Records follow. Select each line holding "object".

====== The input ======

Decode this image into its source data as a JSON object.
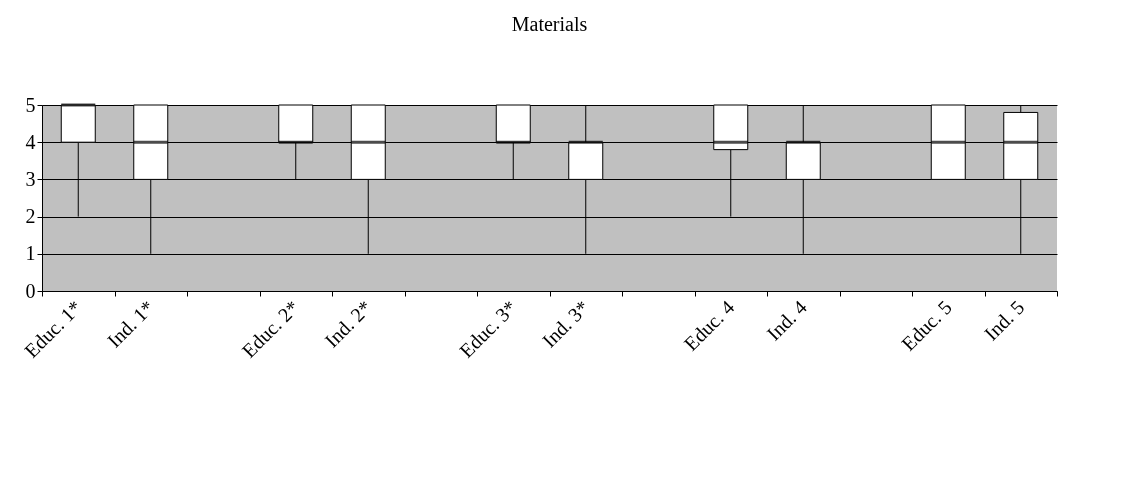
{
  "chart_data": {
    "type": "box",
    "title": "Materials",
    "categories": [
      "Educ. 1*",
      "Ind. 1*",
      null,
      "Educ. 2*",
      "Ind. 2*",
      null,
      "Educ. 3*",
      "Ind. 3*",
      null,
      "Educ. 4",
      "Ind. 4",
      null,
      "Educ. 5",
      "Ind. 5"
    ],
    "boxes": [
      {
        "low": 2,
        "q1": 4,
        "median": 5,
        "q3": 5,
        "high": 5
      },
      {
        "low": 1,
        "q1": 3,
        "median": 4,
        "q3": 5,
        "high": 5
      },
      null,
      {
        "low": 3,
        "q1": 4,
        "median": 4,
        "q3": 5,
        "high": 5
      },
      {
        "low": 1,
        "q1": 3,
        "median": 4,
        "q3": 5,
        "high": 5
      },
      null,
      {
        "low": 3,
        "q1": 4,
        "median": 4,
        "q3": 5,
        "high": 5
      },
      {
        "low": 1,
        "q1": 3,
        "median": 4,
        "q3": 4,
        "high": 5
      },
      null,
      {
        "low": 2,
        "q1": 3.8,
        "median": 4,
        "q3": 5,
        "high": 5
      },
      {
        "low": 1,
        "q1": 3,
        "median": 4,
        "q3": 4,
        "high": 5
      },
      null,
      {
        "low": 3,
        "q1": 3,
        "median": 4,
        "q3": 5,
        "high": 5
      },
      {
        "low": 1,
        "q1": 3,
        "median": 4,
        "q3": 4.8,
        "high": 5
      }
    ],
    "ylim": [
      0,
      5
    ],
    "yticks": [
      0,
      1,
      2,
      3,
      4,
      5
    ],
    "grid": "y"
  }
}
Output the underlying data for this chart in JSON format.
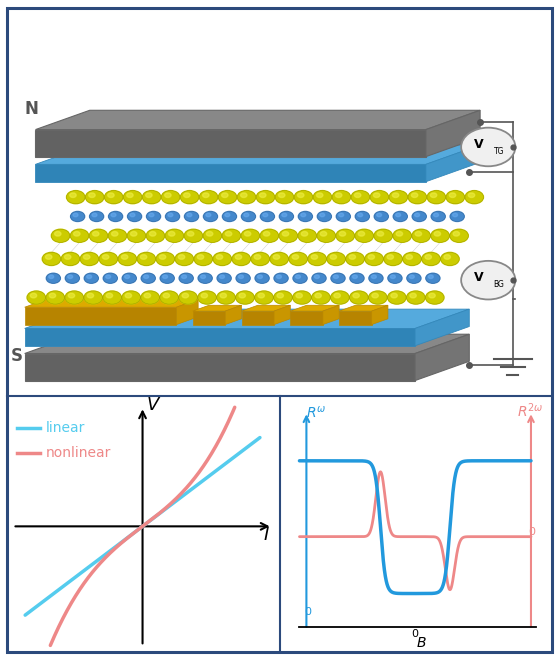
{
  "fig_width": 5.59,
  "fig_height": 6.6,
  "dpi": 100,
  "outer_border_color": "#2c4a7c",
  "top_panel_bg": "#f2e0d8",
  "bottom_left_bg": "#ffffff",
  "bottom_right_bg": "#ffffff",
  "linear_color": "#55ccee",
  "nonlinear_color": "#ee8888",
  "blue_color": "#2299dd",
  "red_color": "#ee8888",
  "label_N": "N",
  "label_S": "S",
  "gray_plate_color": "#888888",
  "gray_plate_edge": "#666666",
  "blue_layer_color": "#55aadd",
  "blue_layer_edge": "#3388bb",
  "gold_contact_color": "#ddaa00",
  "gold_contact_edge": "#bb8800",
  "yellow_ball_color": "#cccc00",
  "yellow_ball_highlight": "#eeee44",
  "blue_ball_color": "#4488cc",
  "blue_ball_highlight": "#66aaee",
  "legend_linear": "linear",
  "legend_nonlinear": "nonlinear",
  "circle_bg": "#f0f0f0",
  "circle_border": "#888888",
  "panel_divider_color": "#2c4a7c"
}
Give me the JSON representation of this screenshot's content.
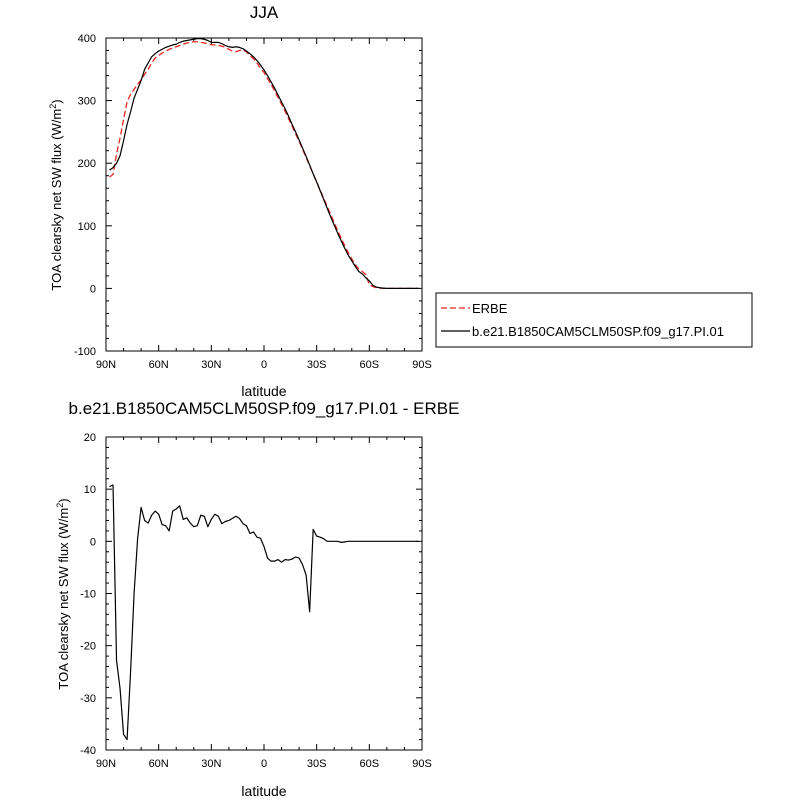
{
  "chart_data": [
    {
      "type": "line",
      "title": "JJA",
      "xlabel": "latitude",
      "ylabel": "TOA clearsky net SW flux (W/m",
      "ylabel_sup": "2",
      "ylabel_close": ")",
      "xlim": [
        90,
        -90
      ],
      "ylim": [
        -100,
        400
      ],
      "xticks": [
        90,
        60,
        30,
        0,
        -30,
        -60,
        -90
      ],
      "xtick_labels": [
        "90N",
        "60N",
        "30N",
        "0",
        "30S",
        "60S",
        "90S"
      ],
      "yticks": [
        -100,
        0,
        100,
        200,
        300,
        400
      ],
      "ytick_labels": [
        "-100",
        "0",
        "100",
        "200",
        "300",
        "400"
      ],
      "legend": {
        "placement": "right"
      },
      "series": [
        {
          "name": "ERBE",
          "color": "#e8271b",
          "dash": "dashed",
          "x": [
            88,
            86,
            84,
            82,
            80,
            78,
            76,
            74,
            72,
            70,
            68,
            66,
            64,
            62,
            60,
            58,
            56,
            54,
            52,
            50,
            48,
            46,
            44,
            42,
            40,
            38,
            36,
            34,
            32,
            30,
            28,
            26,
            24,
            22,
            20,
            18,
            16,
            14,
            12,
            10,
            8,
            6,
            4,
            2,
            0,
            -2,
            -4,
            -6,
            -8,
            -10,
            -12,
            -14,
            -16,
            -18,
            -20,
            -22,
            -24,
            -26,
            -28,
            -30,
            -32,
            -34,
            -36,
            -38,
            -40,
            -42,
            -44,
            -46,
            -48,
            -50,
            -52,
            -54,
            -56,
            -58,
            -60,
            -62,
            -64,
            -66,
            -68,
            -70,
            -72,
            -74,
            -76,
            -78,
            -80,
            -82,
            -84,
            -86,
            -88
          ],
          "y": [
            178,
            182,
            215,
            240,
            270,
            298,
            310,
            318,
            326,
            333,
            342,
            350,
            360,
            368,
            372,
            376,
            379,
            382,
            384,
            386,
            388,
            390,
            392,
            393,
            394,
            394,
            393,
            392,
            391,
            389,
            389,
            388,
            387,
            385,
            382,
            379,
            378,
            380,
            381,
            378,
            372,
            367,
            360,
            352,
            345,
            335,
            326,
            316,
            305,
            294,
            283,
            271,
            259,
            247,
            235,
            222,
            209,
            196,
            183,
            170,
            157,
            144,
            131,
            118,
            105,
            92,
            80,
            68,
            57,
            47,
            38,
            31,
            27,
            22,
            6,
            3,
            1,
            0.5,
            0,
            0,
            0,
            0,
            0,
            0,
            0,
            0,
            0,
            0,
            0
          ]
        },
        {
          "name": "b.e21.B1850CAM5CLM50SP.f09_g17.PI.01",
          "color": "#000000",
          "dash": "solid",
          "x": [
            88,
            86,
            84,
            82,
            80,
            78,
            76,
            74,
            72,
            70,
            68,
            66,
            64,
            62,
            60,
            58,
            56,
            54,
            52,
            50,
            48,
            46,
            44,
            42,
            40,
            38,
            36,
            34,
            32,
            30,
            28,
            26,
            24,
            22,
            20,
            18,
            16,
            14,
            12,
            10,
            8,
            6,
            4,
            2,
            0,
            -2,
            -4,
            -6,
            -8,
            -10,
            -12,
            -14,
            -16,
            -18,
            -20,
            -22,
            -24,
            -26,
            -28,
            -30,
            -32,
            -34,
            -36,
            -38,
            -40,
            -42,
            -44,
            -46,
            -48,
            -50,
            -52,
            -54,
            -56,
            -58,
            -60,
            -62,
            -64,
            -66,
            -68,
            -70,
            -72,
            -74,
            -76,
            -78,
            -80,
            -82,
            -84,
            -86,
            -88
          ],
          "y": [
            189,
            193,
            200,
            212,
            236,
            262,
            282,
            304,
            318,
            332,
            350,
            360,
            370,
            375,
            379,
            382,
            385,
            387,
            389,
            390,
            393,
            395,
            396,
            397,
            398,
            399,
            399,
            398,
            396,
            393,
            393,
            393,
            391,
            388,
            386,
            385,
            386,
            385,
            383,
            379,
            375,
            370,
            364,
            357,
            349,
            340,
            330,
            320,
            309,
            298,
            287,
            275,
            262,
            250,
            237,
            224,
            211,
            197,
            183,
            170,
            156,
            142,
            128,
            114,
            101,
            88,
            76,
            64,
            53,
            44,
            35,
            27,
            23,
            17,
            12,
            5,
            2,
            1,
            0.5,
            0,
            0,
            0,
            0,
            0,
            0,
            0,
            0,
            0,
            0
          ]
        }
      ]
    },
    {
      "type": "line",
      "title": "b.e21.B1850CAM5CLM50SP.f09_g17.PI.01 - ERBE",
      "xlabel": "latitude",
      "ylabel": "TOA clearsky net SW flux (W/m",
      "ylabel_sup": "2",
      "ylabel_close": ")",
      "xlim": [
        90,
        -90
      ],
      "ylim": [
        -40,
        20
      ],
      "xticks": [
        90,
        60,
        30,
        0,
        -30,
        -60,
        -90
      ],
      "xtick_labels": [
        "90N",
        "60N",
        "30N",
        "0",
        "30S",
        "60S",
        "90S"
      ],
      "yticks": [
        -40,
        -30,
        -20,
        -10,
        0,
        10,
        20
      ],
      "ytick_labels": [
        "-40",
        "-30",
        "-20",
        "-10",
        "0",
        "10",
        "20"
      ],
      "series": [
        {
          "color": "#000000",
          "dash": "solid",
          "x": [
            88,
            86,
            84,
            82,
            80,
            78,
            76,
            74,
            72,
            70,
            68,
            66,
            64,
            62,
            60,
            58,
            56,
            54,
            52,
            50,
            48,
            46,
            44,
            42,
            40,
            38,
            36,
            34,
            32,
            30,
            28,
            26,
            24,
            22,
            20,
            18,
            16,
            14,
            12,
            10,
            8,
            6,
            4,
            2,
            0,
            -2,
            -4,
            -6,
            -8,
            -10,
            -12,
            -14,
            -16,
            -18,
            -20,
            -22,
            -24,
            -26,
            -28,
            -30,
            -32,
            -34,
            -36,
            -38,
            -40,
            -42,
            -44,
            -46,
            -48,
            -50,
            -52,
            -54,
            -56,
            -58,
            -60,
            -62,
            -64,
            -66,
            -68,
            -70,
            -72,
            -74,
            -76,
            -78,
            -80,
            -82,
            -84,
            -86,
            -88
          ],
          "y": [
            10.5,
            10.8,
            -22.8,
            -28.2,
            -37.0,
            -38.0,
            -25.0,
            -10.0,
            0.5,
            6.5,
            4.0,
            3.5,
            5.0,
            5.8,
            5.2,
            3.2,
            3.0,
            2.0,
            5.8,
            6.2,
            6.8,
            4.2,
            4.5,
            3.5,
            2.8,
            3.0,
            5.0,
            4.8,
            2.8,
            4.2,
            5.2,
            4.8,
            3.4,
            3.8,
            4.0,
            4.4,
            4.8,
            4.4,
            3.4,
            3.0,
            1.5,
            1.8,
            0.8,
            0.6,
            -1.0,
            -3.2,
            -3.8,
            -3.8,
            -3.5,
            -4.0,
            -3.5,
            -3.6,
            -3.4,
            -3.0,
            -3.2,
            -4.5,
            -6.5,
            -13.5,
            2.3,
            1.0,
            0.8,
            0.5,
            0.0,
            0.0,
            0.0,
            0.0,
            -0.2,
            -0.1,
            0.0,
            0.0,
            0.0,
            0.0,
            0.0,
            0.0,
            0.0,
            0.0,
            0.0,
            0.0,
            0.0,
            0.0,
            0.0,
            0.0,
            0.0,
            0.0,
            0.0,
            0.0,
            0.0,
            0.0,
            0.0
          ]
        }
      ]
    }
  ]
}
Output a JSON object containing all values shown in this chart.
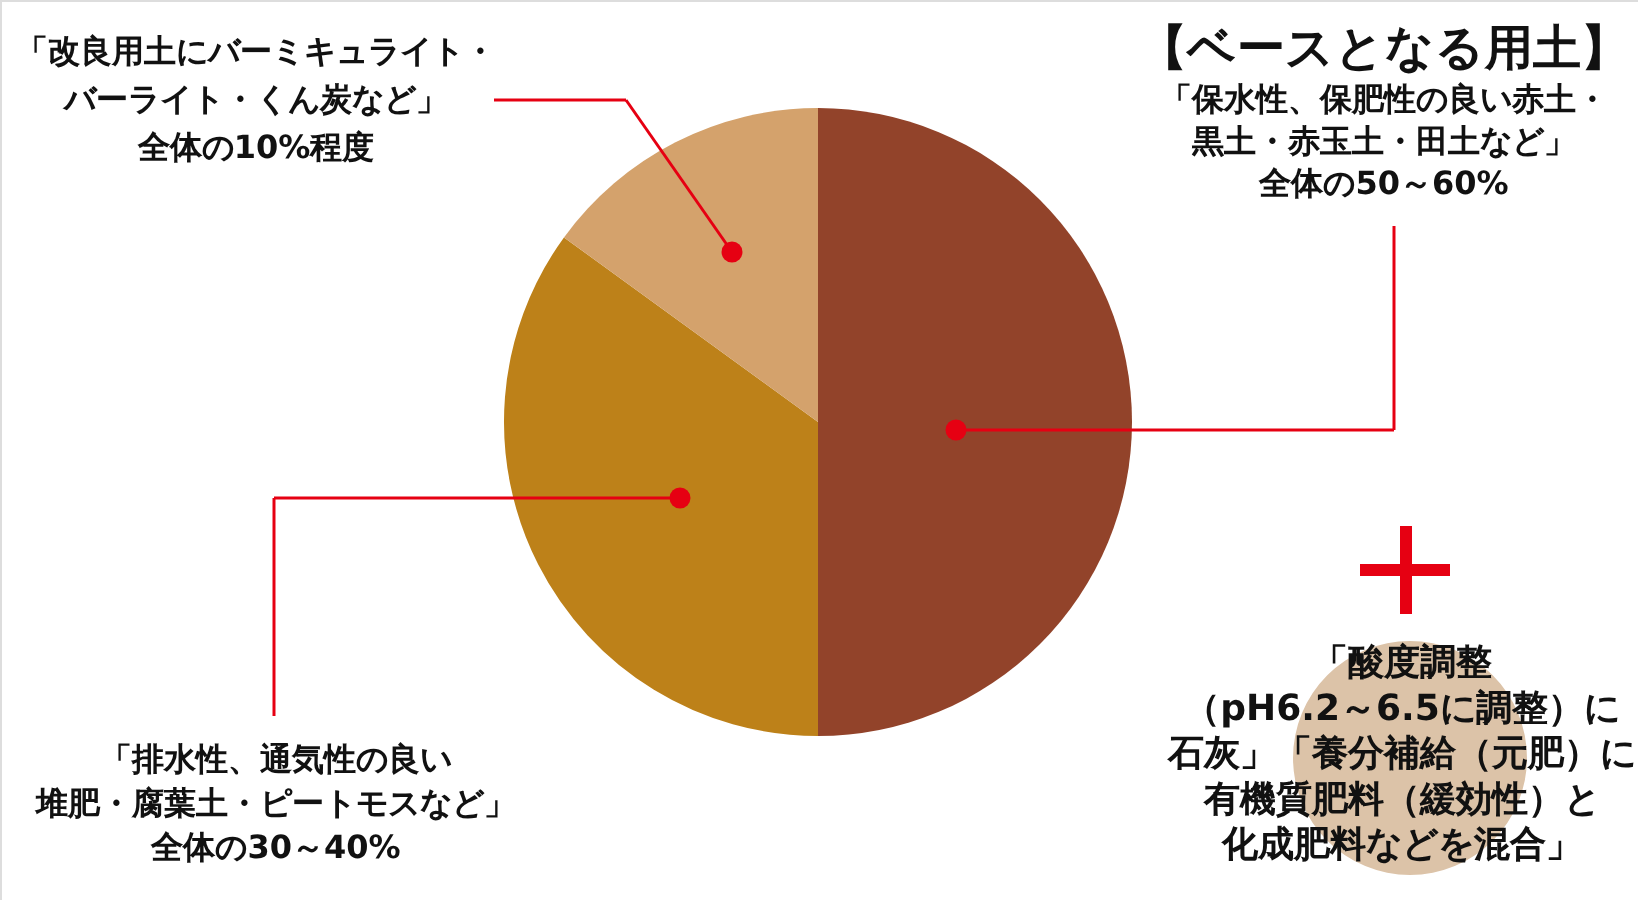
{
  "chart_data": {
    "type": "pie",
    "categories": [
      "「保水性、保肥性の良い赤土・黒土・赤玉土・田土など」全体の50～60%",
      "「排水性、通気性の良い堆肥・腐葉土・ピートモスなど」全体の30～40%",
      "「改良用土にバーミキュライト・バーライト・くん炭など」全体の10%程度"
    ],
    "values": [
      50,
      35,
      15
    ],
    "colors": [
      "#92432a",
      "#bd8119",
      "#d4a26c"
    ],
    "annotations": [
      "【ベースとなる用土】",
      "「酸度調整（pH6.2～6.5に調整）に石灰」「養分補給（元肥）に有機質肥料（緩効性）と化成肥料などを混合」"
    ]
  }
}
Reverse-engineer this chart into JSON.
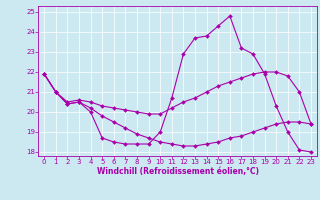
{
  "title": "",
  "xlabel": "Windchill (Refroidissement éolien,°C)",
  "ylabel": "",
  "background_color": "#cce8f0",
  "line_color": "#aa00aa",
  "xlim": [
    -0.5,
    23.5
  ],
  "ylim": [
    17.8,
    25.3
  ],
  "yticks": [
    18,
    19,
    20,
    21,
    22,
    23,
    24,
    25
  ],
  "xticks": [
    0,
    1,
    2,
    3,
    4,
    5,
    6,
    7,
    8,
    9,
    10,
    11,
    12,
    13,
    14,
    15,
    16,
    17,
    18,
    19,
    20,
    21,
    22,
    23
  ],
  "line1_x": [
    0,
    1,
    2,
    3,
    4,
    5,
    6,
    7,
    8,
    9,
    10,
    11,
    12,
    13,
    14,
    15,
    16,
    17,
    18,
    19,
    20,
    21,
    22,
    23
  ],
  "line1_y": [
    21.9,
    21.0,
    20.4,
    20.5,
    20.0,
    18.7,
    18.5,
    18.4,
    18.4,
    18.4,
    19.0,
    20.7,
    22.9,
    23.7,
    23.8,
    24.3,
    24.8,
    23.2,
    22.9,
    21.9,
    20.3,
    19.0,
    18.1,
    18.0
  ],
  "line2_x": [
    0,
    1,
    2,
    3,
    4,
    5,
    6,
    7,
    8,
    9,
    10,
    11,
    12,
    13,
    14,
    15,
    16,
    17,
    18,
    19,
    20,
    21,
    22,
    23
  ],
  "line2_y": [
    21.9,
    21.0,
    20.5,
    20.6,
    20.5,
    20.3,
    20.2,
    20.1,
    20.0,
    19.9,
    19.9,
    20.2,
    20.5,
    20.7,
    21.0,
    21.3,
    21.5,
    21.7,
    21.9,
    22.0,
    22.0,
    21.8,
    21.0,
    19.4
  ],
  "line3_x": [
    0,
    1,
    2,
    3,
    4,
    5,
    6,
    7,
    8,
    9,
    10,
    11,
    12,
    13,
    14,
    15,
    16,
    17,
    18,
    19,
    20,
    21,
    22,
    23
  ],
  "line3_y": [
    21.9,
    21.0,
    20.4,
    20.5,
    20.2,
    19.8,
    19.5,
    19.2,
    18.9,
    18.7,
    18.5,
    18.4,
    18.3,
    18.3,
    18.4,
    18.5,
    18.7,
    18.8,
    19.0,
    19.2,
    19.4,
    19.5,
    19.5,
    19.4
  ],
  "grid_color": "#ffffff",
  "tick_fontsize": 5.0,
  "xlabel_fontsize": 5.5,
  "marker_size": 2.0,
  "linewidth": 0.8
}
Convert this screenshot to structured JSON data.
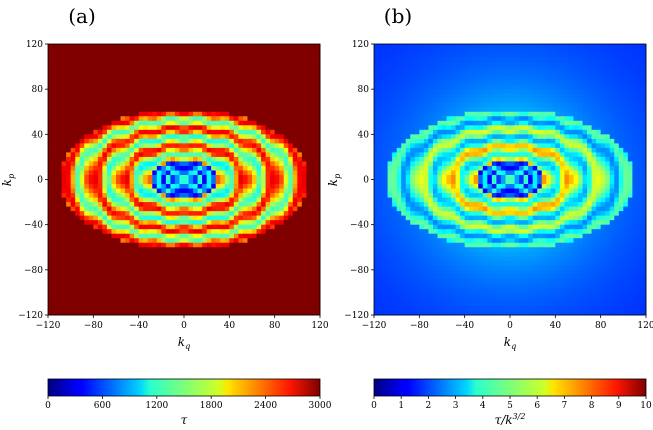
{
  "chart_data": [
    {
      "type": "heatmap",
      "panel_label": "(a)",
      "xlabel": "k_q",
      "ylabel": "k_p",
      "xlim": [
        -120,
        120
      ],
      "ylim": [
        -120,
        120
      ],
      "x_ticks": [
        -120,
        -80,
        -40,
        0,
        40,
        80,
        120
      ],
      "y_ticks": [
        -120,
        -80,
        -40,
        0,
        40,
        80,
        120
      ],
      "colorbar": {
        "label": "τ",
        "range": [
          0,
          3000
        ],
        "ticks": [
          0,
          600,
          1200,
          1800,
          2400,
          3000
        ],
        "colormap": "jet"
      },
      "background_value": 3000,
      "pattern": "concentric elliptical bands centred at the origin; low values inside |k_q| < 30, |k_p| < 15; banded structure extending to |k_q| ≈ 110, |k_p| ≈ 60; saturated elsewhere"
    },
    {
      "type": "heatmap",
      "panel_label": "(b)",
      "xlabel": "k_q",
      "ylabel": "k_p",
      "xlim": [
        -120,
        120
      ],
      "ylim": [
        -120,
        120
      ],
      "x_ticks": [
        -120,
        -80,
        -40,
        0,
        40,
        80,
        120
      ],
      "y_ticks": [
        -120,
        -80,
        -40,
        0,
        40,
        80,
        120
      ],
      "colorbar": {
        "label": "τ/k^{3/2}",
        "range": [
          0,
          10
        ],
        "ticks": [
          0,
          1,
          2,
          3,
          4,
          5,
          6,
          7,
          8,
          9,
          10
        ],
        "colormap": "jet"
      },
      "background_value": 1.5,
      "pattern": "same banded ellipses as (a) scaled by k^{3/2}; high values (≈8–10) in the central bands, decaying to ≈1.5 at large k"
    }
  ]
}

======

**Result below:**
Decode this image into its source data as a JSON object.
Output a JSON object containing all values shown in this chart.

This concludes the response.